### Work instructions
Write out each line exactly as it stands, please.
## Begin
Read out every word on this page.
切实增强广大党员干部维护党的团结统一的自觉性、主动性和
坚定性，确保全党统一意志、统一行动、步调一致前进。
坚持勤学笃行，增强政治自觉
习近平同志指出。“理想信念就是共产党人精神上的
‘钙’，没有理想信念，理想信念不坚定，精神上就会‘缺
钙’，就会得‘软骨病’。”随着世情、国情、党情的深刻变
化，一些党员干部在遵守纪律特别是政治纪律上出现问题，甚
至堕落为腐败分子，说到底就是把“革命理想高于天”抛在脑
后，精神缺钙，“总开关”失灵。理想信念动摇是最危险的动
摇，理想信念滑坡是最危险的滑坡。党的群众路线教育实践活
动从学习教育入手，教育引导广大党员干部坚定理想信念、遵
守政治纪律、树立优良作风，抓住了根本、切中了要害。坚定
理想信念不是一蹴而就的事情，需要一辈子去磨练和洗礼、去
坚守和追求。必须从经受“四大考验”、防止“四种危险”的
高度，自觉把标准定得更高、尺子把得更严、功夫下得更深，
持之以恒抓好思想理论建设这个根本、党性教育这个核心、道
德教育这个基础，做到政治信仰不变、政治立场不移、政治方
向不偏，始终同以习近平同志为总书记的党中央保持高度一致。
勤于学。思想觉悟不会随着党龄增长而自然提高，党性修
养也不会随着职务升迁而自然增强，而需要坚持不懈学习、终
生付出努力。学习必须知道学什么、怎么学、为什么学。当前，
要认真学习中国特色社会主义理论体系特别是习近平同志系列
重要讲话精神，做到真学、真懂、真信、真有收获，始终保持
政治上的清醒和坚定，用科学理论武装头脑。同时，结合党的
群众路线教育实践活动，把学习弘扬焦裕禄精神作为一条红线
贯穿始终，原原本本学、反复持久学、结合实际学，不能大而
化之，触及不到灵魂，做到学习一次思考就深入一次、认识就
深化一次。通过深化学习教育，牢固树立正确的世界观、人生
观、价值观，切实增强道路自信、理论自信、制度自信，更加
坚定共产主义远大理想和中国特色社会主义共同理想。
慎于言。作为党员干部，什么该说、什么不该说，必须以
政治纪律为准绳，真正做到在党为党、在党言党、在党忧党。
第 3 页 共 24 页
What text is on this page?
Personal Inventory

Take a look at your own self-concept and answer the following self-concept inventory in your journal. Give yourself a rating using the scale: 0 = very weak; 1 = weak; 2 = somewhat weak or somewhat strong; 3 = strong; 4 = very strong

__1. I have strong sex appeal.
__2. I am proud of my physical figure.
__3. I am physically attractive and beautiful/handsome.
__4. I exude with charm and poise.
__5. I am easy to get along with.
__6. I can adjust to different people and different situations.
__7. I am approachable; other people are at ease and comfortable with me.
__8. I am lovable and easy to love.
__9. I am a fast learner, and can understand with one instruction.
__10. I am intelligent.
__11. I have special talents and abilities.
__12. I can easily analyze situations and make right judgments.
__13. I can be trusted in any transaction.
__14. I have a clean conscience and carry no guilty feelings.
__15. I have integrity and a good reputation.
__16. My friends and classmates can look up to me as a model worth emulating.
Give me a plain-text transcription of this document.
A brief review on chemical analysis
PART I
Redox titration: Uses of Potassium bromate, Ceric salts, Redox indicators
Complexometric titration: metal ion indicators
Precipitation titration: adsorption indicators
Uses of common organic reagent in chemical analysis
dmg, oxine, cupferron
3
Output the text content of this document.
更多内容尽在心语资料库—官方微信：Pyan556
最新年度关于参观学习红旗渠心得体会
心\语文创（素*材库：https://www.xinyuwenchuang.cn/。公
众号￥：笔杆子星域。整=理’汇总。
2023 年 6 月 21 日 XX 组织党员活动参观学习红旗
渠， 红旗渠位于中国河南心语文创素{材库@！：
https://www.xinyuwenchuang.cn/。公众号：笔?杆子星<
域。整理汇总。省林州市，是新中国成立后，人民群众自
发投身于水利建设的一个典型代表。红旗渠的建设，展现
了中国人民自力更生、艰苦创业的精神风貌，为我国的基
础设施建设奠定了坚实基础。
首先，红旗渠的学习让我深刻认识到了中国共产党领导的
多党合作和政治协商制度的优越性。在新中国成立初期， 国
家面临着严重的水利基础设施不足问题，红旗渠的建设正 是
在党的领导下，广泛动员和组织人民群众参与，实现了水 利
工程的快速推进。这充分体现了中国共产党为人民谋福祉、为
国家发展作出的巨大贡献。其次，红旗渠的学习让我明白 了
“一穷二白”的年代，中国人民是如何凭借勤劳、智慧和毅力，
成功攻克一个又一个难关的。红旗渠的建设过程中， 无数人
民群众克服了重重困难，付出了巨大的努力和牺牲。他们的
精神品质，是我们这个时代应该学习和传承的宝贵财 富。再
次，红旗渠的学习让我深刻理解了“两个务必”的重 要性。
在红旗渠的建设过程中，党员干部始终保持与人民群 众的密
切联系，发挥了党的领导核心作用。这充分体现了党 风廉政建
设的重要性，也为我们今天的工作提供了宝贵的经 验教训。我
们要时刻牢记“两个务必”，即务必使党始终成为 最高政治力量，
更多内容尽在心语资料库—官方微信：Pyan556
## End
### Finished exercise
Read out every word on this page.
切实增强广大党员干部维护党的团结统一的自觉性、主动性和
坚定性，确保全党统一意志、统一行动、步调一致前进。
坚持勤学笃行，增强政治自觉
习近平同志指出。“理想信念就是共产党人精神上的
‘钙’，没有理想信念，理想信念不坚定，精神上就会‘缺
钙’，就会得‘软骨病’。”随着世情、国情、党情的深刻变
化，一些党员干部在遵守纪律特别是政治纪律上出现问题，甚
至堕落为腐败分子，说到底就是把“革命理想高于天”抛在脑
后，精神缺钙，“总开关”失灵。理想信念动摇是最危险的动
摇，理想信念滑坡是最危险的滑坡。党的群众路线教育实践活
动从学习教育入手，教育引导广大党员干部坚定理想信念、遵
守政治纪律、树立优良作风，抓住了根本、切中了要害。坚定
理想信念不是一蹴而就的事情，需要一辈子去磨练和洗礼、去
坚守和追求。必须从经受“四大考验”、防止“四种危险”的
高度，自觉把标准定得更高、尺子把得更严、功夫下得更深，
持之以恒抓好思想理论建设这个根本、党性教育这个核心、道
德教育这个基础，做到政治信仰不变、政治立场不移、政治方
向不偏，始终同以习近平同志为总书记的党中央保持高度一致。
勤于学。思想觉悟不会随着党龄增长而自然提高，党性修
养也不会随着职务升迁而自然增强，而需要坚持不懈学习、终
生付出努力。学习必须知道学什么、怎么学、为什么学。当前，
要认真学习中国特色社会主义理论体系特别是习近平同志系列
重要讲话精神，做到真学、真懂、真信、真有收获，始终保持
政治上的清醒和坚定，用科学理论武装头脑。同时，结合党的
群众路线教育实践活动，把学习弘扬焦裕禄精神作为一条红线
贯穿始终，原原本本学、反复持久学、结合实际学，不能大而
化之，触及不到灵魂，做到学习一次思考就深入一次、认识就
深化一次。通过深化学习教育，牢固树立正确的世界观、人生
观、价值观，切实增强道路自信、理论自信、制度自信，更加
坚定共产主义远大理想和中国特色社会主义共同理想。
慎于言。作为党员干部，什么该说、什么不该说，必须以
政治纪律为准绳，真正做到在党为党、在党言党、在党忧党。
第 3 页 共 24 页
What text is on this page?
Personal Inventory

Take a look at your own self-concept and answer the following self-concept inventory in your journal. Give yourself a rating using the scale: 0 = very weak; 1 = weak; 2 = somewhat weak or somewhat strong; 3 = strong; 4 = very strong

__1. I have strong sex appeal.
__2. I am proud of my physical figure.
__3. I am physically attractive and beautiful/handsome.
__4. I exude with charm and poise.
__5. I am easy to get along with.
__6. I can adjust to different people and different situations.
__7. I am approachable; other people are at ease and comfortable with me.
__8. I am lovable and easy to love.
__9. I am a fast learner, and can understand with one instruction.
__10. I am intelligent.
__11. I have special talents and abilities.
__12. I can easily analyze situations and make right judgments.
__13. I can be trusted in any transaction.
__14. I have a clean conscience and carry no guilty feelings.
__15. I have integrity and a good reputation.
__16. My friends and classmates can look up to me as a model worth emulating.
Give me a plain-text transcription of this document.
A brief review on chemical analysis
PART I
Redox titration: Uses of Potassium bromate, Ceric salts, Redox indicators
Complexometric titration: metal ion indicators
Precipitation titration: adsorption indicators
Uses of common organic reagent in chemical analysis
dmg, oxine, cupferron
3
Output the text content of this document.
更多内容尽在心语资料库—官方微信：Pyan556
最新年度关于参观学习红旗渠心得体会
心\语文创（素*材库：https://www.xinyuwenchuang.cn/。公
众号￥：笔杆子星域。整=理’汇总。
2023 年 6 月 21 日 XX 组织党员活动参观学习红旗
渠， 红旗渠位于中国河南心语文创素{材库@！：
https://www.xinyuwenchuang.cn/。公众号：笔?杆子星<
域。整理汇总。省林州市，是新中国成立后，人民群众自
发投身于水利建设的一个典型代表。红旗渠的建设，展现
了中国人民自力更生、艰苦创业的精神风貌，为我国的基
础设施建设奠定了坚实基础。
首先，红旗渠的学习让我深刻认识到了中国共产党领导的
多党合作和政治协商制度的优越性。在新中国成立初期， 国
家面临着严重的水利基础设施不足问题，红旗渠的建设正 是
在党的领导下，广泛动员和组织人民群众参与，实现了水 利
工程的快速推进。这充分体现了中国共产党为人民谋福祉、为
国家发展作出的巨大贡献。其次，红旗渠的学习让我明白 了
“一穷二白”的年代，中国人民是如何凭借勤劳、智慧和毅力，
成功攻克一个又一个难关的。红旗渠的建设过程中， 无数人
民群众克服了重重困难，付出了巨大的努力和牺牲。他们的
精神品质，是我们这个时代应该学习和传承的宝贵财 富。再
次，红旗渠的学习让我深刻理解了“两个务必”的重 要性。
在红旗渠的建设过程中，党员干部始终保持与人民群 众的密
切联系，发挥了党的领导核心作用。这充分体现了党 风廉政建
设的重要性，也为我们今天的工作提供了宝贵的经 验教训。我
们要时刻牢记“两个务必”，即务必使党始终成为 最高政治力量，
更多内容尽在心语资料库—官方微信：Pyan556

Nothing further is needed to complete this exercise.